══ Data rows
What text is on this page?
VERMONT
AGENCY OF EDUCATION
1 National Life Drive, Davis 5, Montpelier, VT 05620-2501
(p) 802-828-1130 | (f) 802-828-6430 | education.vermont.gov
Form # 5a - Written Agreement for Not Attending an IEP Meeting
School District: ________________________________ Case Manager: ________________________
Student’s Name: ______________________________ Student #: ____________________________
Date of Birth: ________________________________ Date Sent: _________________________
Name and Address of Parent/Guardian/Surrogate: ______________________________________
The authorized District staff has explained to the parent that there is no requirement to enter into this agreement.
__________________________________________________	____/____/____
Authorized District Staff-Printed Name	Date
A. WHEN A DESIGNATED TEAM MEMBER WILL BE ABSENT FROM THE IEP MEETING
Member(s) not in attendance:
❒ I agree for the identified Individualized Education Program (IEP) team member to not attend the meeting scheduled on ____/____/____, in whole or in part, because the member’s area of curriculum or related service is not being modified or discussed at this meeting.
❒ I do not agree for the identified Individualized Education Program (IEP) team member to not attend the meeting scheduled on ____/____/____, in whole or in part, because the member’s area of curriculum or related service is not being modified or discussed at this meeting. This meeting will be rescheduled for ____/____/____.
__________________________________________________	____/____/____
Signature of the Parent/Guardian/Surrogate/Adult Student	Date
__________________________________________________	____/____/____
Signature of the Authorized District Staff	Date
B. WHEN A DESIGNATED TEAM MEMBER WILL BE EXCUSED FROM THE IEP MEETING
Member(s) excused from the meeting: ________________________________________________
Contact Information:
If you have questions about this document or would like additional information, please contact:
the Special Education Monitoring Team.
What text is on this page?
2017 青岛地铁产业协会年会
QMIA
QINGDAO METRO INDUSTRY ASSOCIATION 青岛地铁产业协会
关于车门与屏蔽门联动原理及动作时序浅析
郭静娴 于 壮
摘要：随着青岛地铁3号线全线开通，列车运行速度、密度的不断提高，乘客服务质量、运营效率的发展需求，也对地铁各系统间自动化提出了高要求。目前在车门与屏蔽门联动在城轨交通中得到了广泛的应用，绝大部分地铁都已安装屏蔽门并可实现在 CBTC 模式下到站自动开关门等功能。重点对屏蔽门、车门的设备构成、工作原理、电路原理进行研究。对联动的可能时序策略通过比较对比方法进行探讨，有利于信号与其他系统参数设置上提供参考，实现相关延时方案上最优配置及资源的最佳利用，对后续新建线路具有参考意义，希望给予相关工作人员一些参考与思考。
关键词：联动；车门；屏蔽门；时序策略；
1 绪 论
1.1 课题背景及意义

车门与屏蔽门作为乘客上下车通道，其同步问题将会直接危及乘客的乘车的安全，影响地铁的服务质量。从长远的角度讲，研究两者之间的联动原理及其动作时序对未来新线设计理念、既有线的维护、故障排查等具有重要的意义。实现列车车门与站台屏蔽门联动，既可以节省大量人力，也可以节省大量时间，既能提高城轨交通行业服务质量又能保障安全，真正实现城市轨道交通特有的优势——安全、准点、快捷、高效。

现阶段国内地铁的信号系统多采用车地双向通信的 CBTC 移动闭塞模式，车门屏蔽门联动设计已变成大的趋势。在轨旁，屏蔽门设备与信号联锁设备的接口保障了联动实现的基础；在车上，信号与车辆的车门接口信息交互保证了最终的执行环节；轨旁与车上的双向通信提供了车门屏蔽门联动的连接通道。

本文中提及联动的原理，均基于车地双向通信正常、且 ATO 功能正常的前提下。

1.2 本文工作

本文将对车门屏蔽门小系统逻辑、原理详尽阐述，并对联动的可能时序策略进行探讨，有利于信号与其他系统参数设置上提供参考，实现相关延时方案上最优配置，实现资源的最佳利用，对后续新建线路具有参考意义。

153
════
The request -
Collect every line with the string "Date" from the records, and copy each.

Finished answer -
Date of Birth: ________________________________ Date Sent: _________________________
Authorized District Staff-Printed Name	Date
Signature of the Parent/Guardian/Surrogate/Adult Student	Date
Signature of the Authorized District Staff	Date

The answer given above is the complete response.